◆ BRIEF
Copy out the lines of the records exactly, everything from the one containing "Text: Horizontal spillover: Horizontal" down to the one containing "Ellipse shape — [469, 925, 494, 972]", both included.
# start of RAW DATA
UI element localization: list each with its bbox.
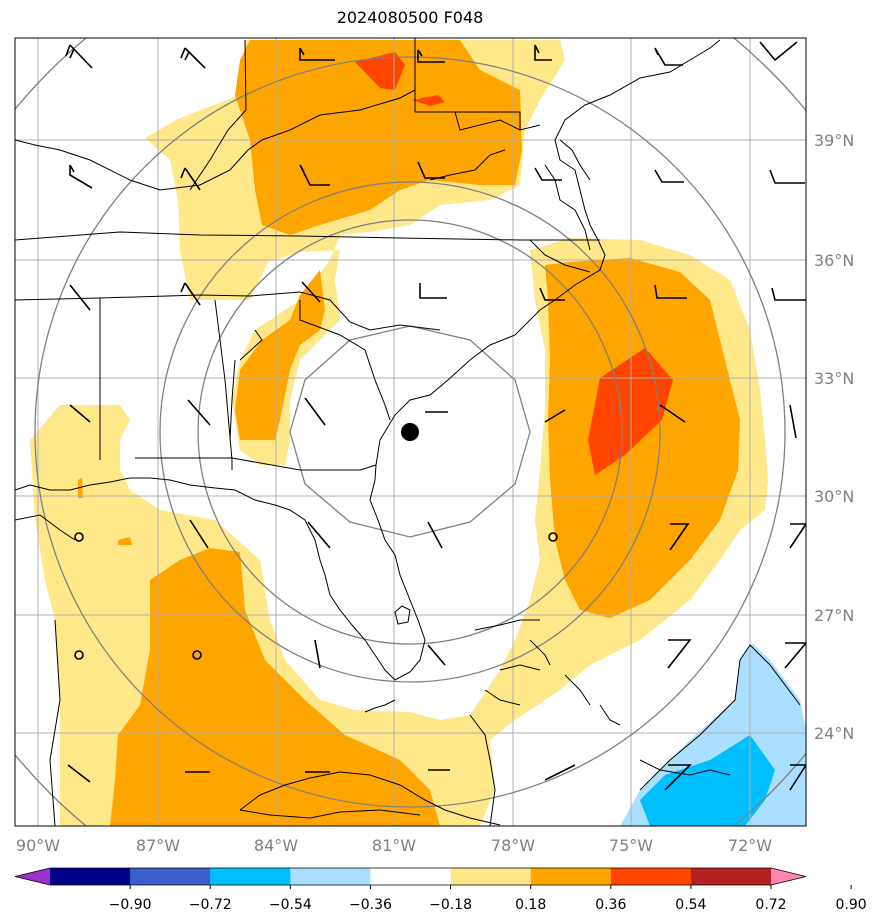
contour-fill-blue: [640, 735, 775, 826]
colorbar-swatch: [290, 868, 371, 885]
colorbar-tick-label: 0.72: [755, 897, 786, 913]
colorbar-swatch: [690, 868, 772, 885]
storm-center-marker: [401, 423, 419, 441]
colorbar-tick-label: −0.36: [349, 897, 392, 913]
colorbar-extend-low: [15, 868, 50, 885]
colorbar-tick-label: −0.18: [429, 897, 472, 913]
lat-label: 24°N: [814, 724, 854, 743]
colorbar-swatch: [610, 868, 692, 885]
colorbar-swatch: [130, 868, 211, 885]
colorbar-swatch: [530, 868, 612, 885]
lat-labels: 39°N 36°N 33°N 30°N 27°N 24°N: [814, 131, 854, 743]
coastlines-borders: [15, 38, 801, 826]
colorbar-tick-label: 0.90: [836, 897, 867, 913]
colorbar-tick-label: 0.36: [595, 897, 626, 913]
colorbar-extend-high: [771, 868, 806, 885]
lon-label: 81°W: [372, 836, 416, 855]
lat-label: 30°N: [814, 487, 854, 506]
colorbar-swatch: [450, 868, 532, 885]
colorbar-swatch: [370, 868, 452, 885]
colorbar-outline: [14, 867, 807, 886]
lat-label: 36°N: [814, 251, 854, 270]
colorbar-tick-label: −0.72: [189, 897, 232, 913]
map-frame: [14, 37, 807, 827]
wind-barbs: [65, 41, 806, 791]
lon-label: 72°W: [728, 836, 772, 855]
lon-label: 78°W: [491, 836, 535, 855]
colorbar-tick-label: 0.18: [515, 897, 546, 913]
colorbar-swatch: [210, 868, 291, 885]
lon-label: 87°W: [136, 836, 180, 855]
calm-circles: [74, 532, 558, 660]
lat-label: 33°N: [814, 369, 854, 388]
colorbar: −0.90 −0.72 −0.54 −0.36 −0.18 0.18 0.36 0.54 0.7…: [14, 867, 867, 913]
lat-label: 27°N: [814, 606, 854, 625]
map-title: 2024080500 F048: [336, 8, 484, 27]
lon-label: 84°W: [254, 836, 298, 855]
lat-label: 39°N: [814, 131, 854, 150]
colorbar-swatch: [50, 868, 131, 885]
graticule: [15, 38, 806, 826]
colorbar-tick-label: 0.54: [675, 897, 706, 913]
lon-label: 90°W: [16, 836, 60, 855]
lon-label: 75°W: [609, 836, 653, 855]
colorbar-tick-label: −0.54: [269, 897, 312, 913]
lon-labels: 90°W 87°W 84°W 81°W 78°W 75°W 72°W: [16, 836, 772, 855]
colorbar-tick-label: −0.90: [109, 897, 152, 913]
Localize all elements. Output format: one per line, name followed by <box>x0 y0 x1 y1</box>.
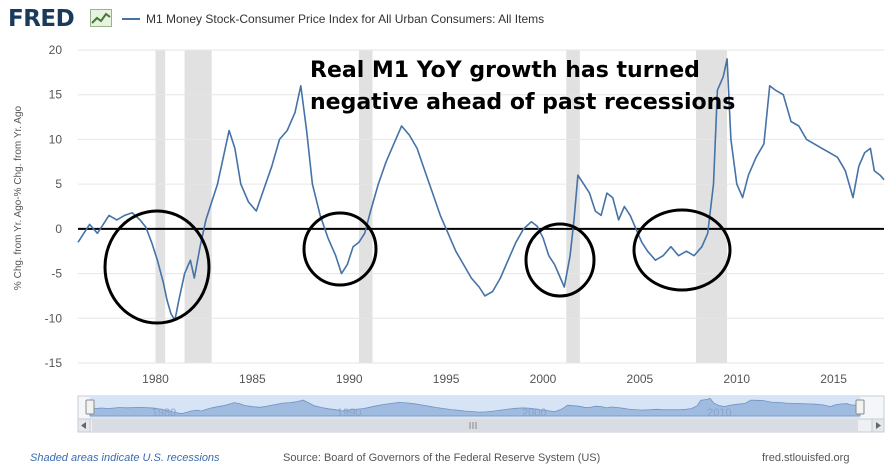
x-tick-label: 2000 <box>530 372 557 386</box>
recession-band-2 <box>358 50 373 363</box>
y-tick-label: -15 <box>45 356 63 370</box>
annotation-line-2: negative ahead of past recessions <box>310 90 735 115</box>
site-link[interactable]: fred.stlouisfed.org <box>762 452 850 464</box>
recession-note: Shaded areas indicate U.S. recessions <box>30 452 220 464</box>
series-legend[interactable]: M1 Money Stock-Consumer Price Index for … <box>122 12 544 26</box>
chevron-right-icon[interactable] <box>871 418 885 433</box>
source-note: Source: Board of Governors of the Federa… <box>283 452 601 464</box>
annotation-line-1: Real M1 YoY growth has turned <box>310 58 700 83</box>
chart-line-icon <box>90 9 112 27</box>
navigator-ticks: 1980 1990 2000 2010 <box>152 407 732 419</box>
x-tick-label: 1980 <box>142 372 169 386</box>
annotation-circles <box>103 208 732 325</box>
navigator-tick-label: 2000 <box>522 407 546 419</box>
y-axis-ticks: -15 -10 -5 0 5 10 15 20 <box>45 43 63 370</box>
annotation-circle <box>524 222 596 298</box>
series-layer <box>77 58 885 321</box>
x-tick-label: 1990 <box>336 372 363 386</box>
y-tick-label: 15 <box>49 88 63 102</box>
series-line <box>77 58 885 321</box>
x-tick-label: 2005 <box>627 372 654 386</box>
y-tick-label: 10 <box>49 132 63 146</box>
chart-header: FRED M1 Money Stock-Consumer Price Index… <box>0 0 891 38</box>
x-tick-label: 1995 <box>433 372 460 386</box>
y-axis-label: % Chg. from Yr. Ago-% Chg. from Yr. Ago <box>13 105 24 290</box>
chevron-left-icon[interactable] <box>77 418 91 433</box>
range-navigator[interactable]: 1980 1990 2000 2010 <box>77 395 885 433</box>
fred-logo[interactable]: FRED <box>8 6 75 32</box>
y-tick-label: 0 <box>55 222 62 236</box>
annotation-circle <box>632 208 732 292</box>
navigator-tick-label: 1990 <box>337 407 361 419</box>
navigator-scroll-thumb[interactable] <box>92 420 858 431</box>
navigator-handle-right[interactable] <box>855 399 865 415</box>
navigator-tick-label: 2010 <box>707 407 731 419</box>
annotation-circle <box>302 211 378 287</box>
legend-label: M1 Money Stock-Consumer Price Index for … <box>146 12 545 26</box>
annotation-circle <box>103 209 211 325</box>
y-tick-label: -5 <box>51 267 62 281</box>
navigator-handle-left[interactable] <box>85 399 95 415</box>
navigator-tick-label: 1980 <box>152 407 176 419</box>
grid-lines <box>78 49 884 364</box>
x-tick-label: 1985 <box>239 372 266 386</box>
navigator-series <box>89 398 861 417</box>
x-tick-label: 2015 <box>820 372 847 386</box>
y-tick-label: 5 <box>55 177 62 191</box>
navigator-area <box>89 398 861 417</box>
grip-icon[interactable] <box>469 422 477 429</box>
legend-swatch <box>122 18 140 20</box>
recession-band-0 <box>155 50 166 363</box>
recession-band-1 <box>184 50 212 363</box>
x-axis-ticks: 1980 1985 1990 1995 2000 2005 2010 2015 <box>142 372 847 386</box>
y-tick-label: -10 <box>45 311 63 325</box>
y-tick-label: 20 <box>49 43 63 57</box>
recession-band-3 <box>566 50 580 363</box>
x-tick-label: 2010 <box>723 372 750 386</box>
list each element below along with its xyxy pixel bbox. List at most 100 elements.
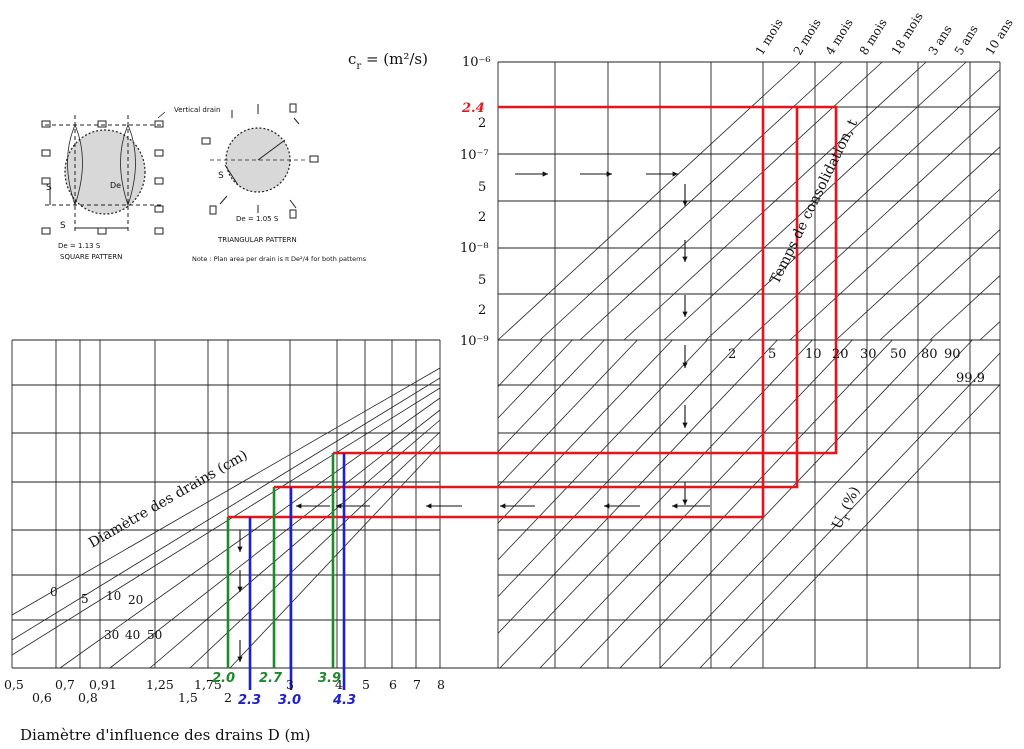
u-line [499, 339, 813, 669]
left-grid [11, 339, 498, 669]
inset-note: Note : Plan area per drain is π De²/4 fo… [192, 255, 367, 263]
square-pattern-sketch [41, 115, 164, 235]
u-line [729, 384, 1001, 669]
red-path-2 [274, 105, 799, 489]
drain-label-6: 40 [125, 628, 140, 642]
inset-de-label: De [110, 181, 121, 190]
cr-tick-2: 2 [478, 116, 486, 131]
inset-triangular-formula: De = 1.05 S [236, 215, 279, 223]
drain-line [11, 377, 441, 641]
arrow-head [296, 503, 302, 509]
d-tick-top-7: 4 [335, 677, 343, 692]
triangular-pattern-sketch [201, 103, 319, 219]
arrow-head [500, 503, 506, 509]
u-line [539, 339, 853, 669]
u-label-4: 20 [832, 347, 849, 362]
time-line [747, 107, 1001, 341]
drain-label-1: 0 [50, 585, 58, 599]
u-label-6: 50 [890, 347, 907, 362]
u-diagonal-lines [497, 339, 1001, 669]
upper-grid [497, 61, 1001, 341]
time-label-2: 2 mois [791, 16, 824, 57]
time-line [789, 146, 1001, 341]
arrow-head [606, 171, 612, 177]
d-tick-top-9: 6 [389, 677, 397, 692]
d-tick-top-5: 1,75 [194, 677, 222, 692]
time-line [879, 229, 1001, 341]
u-line [497, 339, 543, 387]
blue-values: 2.3 3.0 4.3 [238, 693, 356, 708]
time-line [539, 61, 843, 341]
example-paths [226, 105, 838, 690]
u-line [497, 339, 573, 419]
d-tick-top-8: 5 [362, 677, 370, 692]
drain-label-7: 50 [147, 628, 162, 642]
cr-tick-5: 2 [478, 210, 486, 225]
cr-tick-6: 10⁻⁸ [460, 241, 489, 256]
drain-line [149, 419, 441, 669]
drain-label-3: 10 [106, 589, 121, 603]
u-line [497, 339, 605, 452]
cr-tick-4: 5 [478, 180, 486, 195]
u-axis-label: Ur (%) [829, 484, 866, 533]
u-label-3: 10 [805, 347, 822, 362]
d-tick-bottom-3: 1,5 [178, 690, 198, 705]
d-tick-top-1: 0,5 [4, 677, 24, 692]
red-path-3 [333, 105, 838, 455]
time-label-4: 8 mois [857, 16, 890, 57]
cr-tick-8: 2 [478, 303, 486, 318]
lower-right-grid [497, 340, 1001, 669]
time-line [979, 321, 1001, 341]
d-tick-top-10: 7 [413, 677, 421, 692]
cr-axis-label: cr = (m²/s) [348, 50, 428, 72]
u-label-7: 80 [921, 347, 938, 362]
time-labels: 1 mois 2 mois 4 mois 8 mois 18 mois 3 an… [753, 10, 1016, 58]
d-tick-bottom-1: 0,6 [32, 690, 52, 705]
u-label-8: 90 [944, 347, 961, 362]
time-diagonal-lines [497, 61, 1001, 341]
arrow-head [672, 503, 678, 509]
drain-label-5: 30 [104, 628, 119, 642]
time-line [579, 61, 883, 341]
drain-labels: 0 5 10 20 30 40 50 [50, 585, 162, 642]
u-label-5: 30 [860, 347, 877, 362]
u-line [619, 339, 933, 669]
blue-value-1: 2.3 [238, 693, 261, 708]
time-label-3: 4 mois [823, 16, 856, 57]
arrow-head [682, 362, 688, 368]
time-line [497, 61, 801, 341]
cr-tick-9: 10⁻⁹ [460, 334, 489, 349]
drain-line [11, 387, 441, 656]
green-values: 2.0 2.7 3.9 [212, 671, 341, 686]
drain-line [229, 444, 441, 669]
time-label-6: 3 ans [926, 23, 955, 58]
inset-s-label-3: S [218, 171, 224, 181]
drain-label-4: 20 [128, 593, 143, 607]
u-line [497, 339, 638, 487]
d-tick-top-6: 3 [286, 677, 294, 692]
time-line [705, 69, 1001, 341]
inset-square-formula: De = 1.13 S [58, 242, 101, 250]
time-label-7: 5 ans [952, 23, 981, 58]
u-line [659, 339, 973, 669]
time-line [623, 61, 927, 341]
u-line [497, 339, 708, 561]
green-value-1: 2.0 [212, 671, 235, 686]
cr-tick-7: 5 [478, 273, 486, 288]
green-value-2: 2.7 [259, 671, 283, 686]
time-axis-label: Temps de consolidation, t [767, 116, 861, 286]
u-line [497, 339, 743, 597]
u-label-2: 5 [768, 347, 776, 362]
d-tick-bottom-2: 0,8 [78, 690, 98, 705]
u-line [699, 352, 1001, 669]
blue-value-3: 4.3 [332, 693, 356, 708]
time-line [929, 275, 1001, 341]
u-label-1: 2 [728, 347, 736, 362]
u-label-9: 99.9 [956, 371, 985, 386]
arrow-head [237, 546, 243, 552]
arrow-head [682, 256, 688, 262]
time-label-5: 18 mois [889, 10, 926, 58]
cr-tick-highlight: 2.4 [461, 101, 485, 116]
arrow-head [426, 503, 432, 509]
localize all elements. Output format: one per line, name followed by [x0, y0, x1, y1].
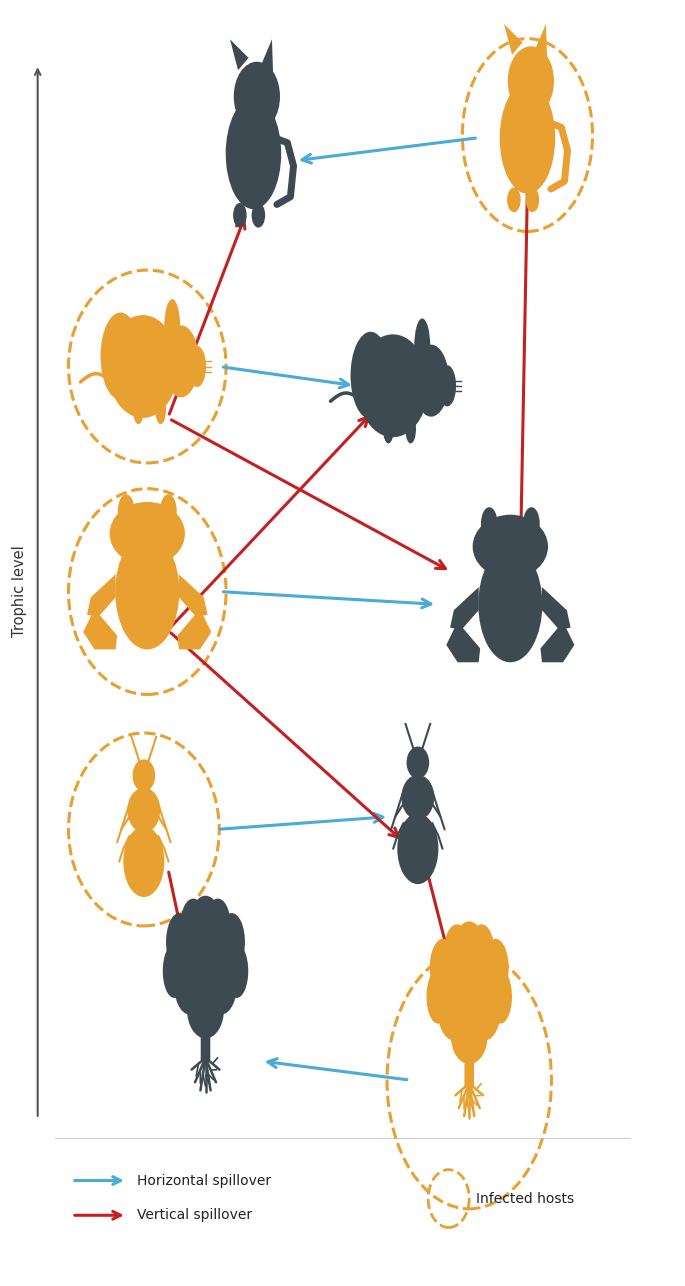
Text: Horizontal spillover: Horizontal spillover — [137, 1174, 271, 1187]
Ellipse shape — [225, 98, 281, 210]
Ellipse shape — [185, 913, 226, 990]
Ellipse shape — [233, 203, 247, 228]
Ellipse shape — [413, 345, 449, 417]
Ellipse shape — [358, 334, 429, 437]
Ellipse shape — [225, 944, 248, 998]
Polygon shape — [535, 24, 547, 60]
Ellipse shape — [406, 414, 416, 444]
Ellipse shape — [187, 980, 224, 1039]
Ellipse shape — [453, 921, 485, 976]
Text: Trophic level: Trophic level — [12, 545, 27, 638]
Ellipse shape — [160, 494, 177, 527]
Ellipse shape — [469, 925, 494, 972]
Ellipse shape — [489, 970, 512, 1024]
Ellipse shape — [132, 759, 155, 791]
Ellipse shape — [482, 939, 509, 997]
Ellipse shape — [406, 746, 429, 779]
Ellipse shape — [219, 913, 245, 971]
Ellipse shape — [110, 502, 185, 566]
Ellipse shape — [123, 827, 164, 898]
Ellipse shape — [173, 946, 205, 1015]
Ellipse shape — [101, 312, 140, 400]
Polygon shape — [87, 574, 116, 617]
Polygon shape — [447, 621, 480, 662]
Ellipse shape — [206, 946, 238, 1015]
Polygon shape — [230, 40, 249, 71]
Ellipse shape — [190, 896, 221, 949]
Polygon shape — [83, 608, 117, 649]
Polygon shape — [261, 40, 273, 76]
Polygon shape — [542, 586, 571, 630]
Ellipse shape — [508, 46, 554, 116]
Ellipse shape — [155, 395, 166, 424]
Ellipse shape — [397, 814, 438, 885]
Ellipse shape — [251, 203, 265, 228]
Ellipse shape — [118, 494, 134, 527]
Ellipse shape — [429, 939, 456, 997]
Ellipse shape — [523, 507, 540, 540]
Ellipse shape — [351, 332, 390, 419]
Polygon shape — [450, 586, 479, 630]
Ellipse shape — [383, 414, 394, 444]
Polygon shape — [177, 608, 211, 649]
Ellipse shape — [427, 970, 449, 1024]
Ellipse shape — [166, 913, 192, 971]
Ellipse shape — [115, 534, 179, 649]
Ellipse shape — [525, 188, 539, 212]
FancyBboxPatch shape — [201, 1001, 210, 1061]
Ellipse shape — [234, 62, 280, 131]
Ellipse shape — [451, 1006, 488, 1065]
Text: Infected hosts: Infected hosts — [476, 1192, 574, 1205]
Polygon shape — [504, 24, 523, 55]
Ellipse shape — [473, 514, 548, 579]
Ellipse shape — [181, 899, 206, 946]
Ellipse shape — [164, 300, 180, 356]
Ellipse shape — [188, 346, 206, 387]
Ellipse shape — [438, 365, 456, 406]
Polygon shape — [540, 621, 574, 662]
Polygon shape — [179, 574, 208, 617]
Ellipse shape — [470, 972, 501, 1040]
Ellipse shape — [437, 972, 469, 1040]
Ellipse shape — [163, 325, 199, 397]
Ellipse shape — [133, 395, 144, 424]
Ellipse shape — [507, 188, 521, 212]
Ellipse shape — [163, 944, 186, 998]
Ellipse shape — [478, 547, 543, 662]
Ellipse shape — [401, 774, 434, 820]
Ellipse shape — [107, 315, 178, 418]
Ellipse shape — [481, 507, 497, 540]
Ellipse shape — [449, 939, 490, 1016]
Ellipse shape — [127, 787, 160, 833]
Ellipse shape — [206, 899, 230, 946]
Ellipse shape — [414, 319, 430, 376]
Ellipse shape — [500, 82, 556, 194]
Text: Vertical spillover: Vertical spillover — [137, 1209, 252, 1222]
Ellipse shape — [445, 925, 469, 972]
FancyBboxPatch shape — [464, 1026, 474, 1087]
# end of RAW DATA
◆ ANSWER IN FULL
Text: Horizontal spillover: Horizontal spillover — [137, 1174, 271, 1187]
Ellipse shape — [225, 98, 281, 210]
Ellipse shape — [185, 913, 226, 990]
Ellipse shape — [233, 203, 247, 228]
Ellipse shape — [413, 345, 449, 417]
Ellipse shape — [358, 334, 429, 437]
Ellipse shape — [225, 944, 248, 998]
Polygon shape — [535, 24, 547, 60]
Ellipse shape — [406, 414, 416, 444]
Ellipse shape — [187, 980, 224, 1039]
Ellipse shape — [453, 921, 485, 976]
Text: Trophic level: Trophic level — [12, 545, 27, 638]
Ellipse shape — [160, 494, 177, 527]
Ellipse shape — [469, 925, 494, 972]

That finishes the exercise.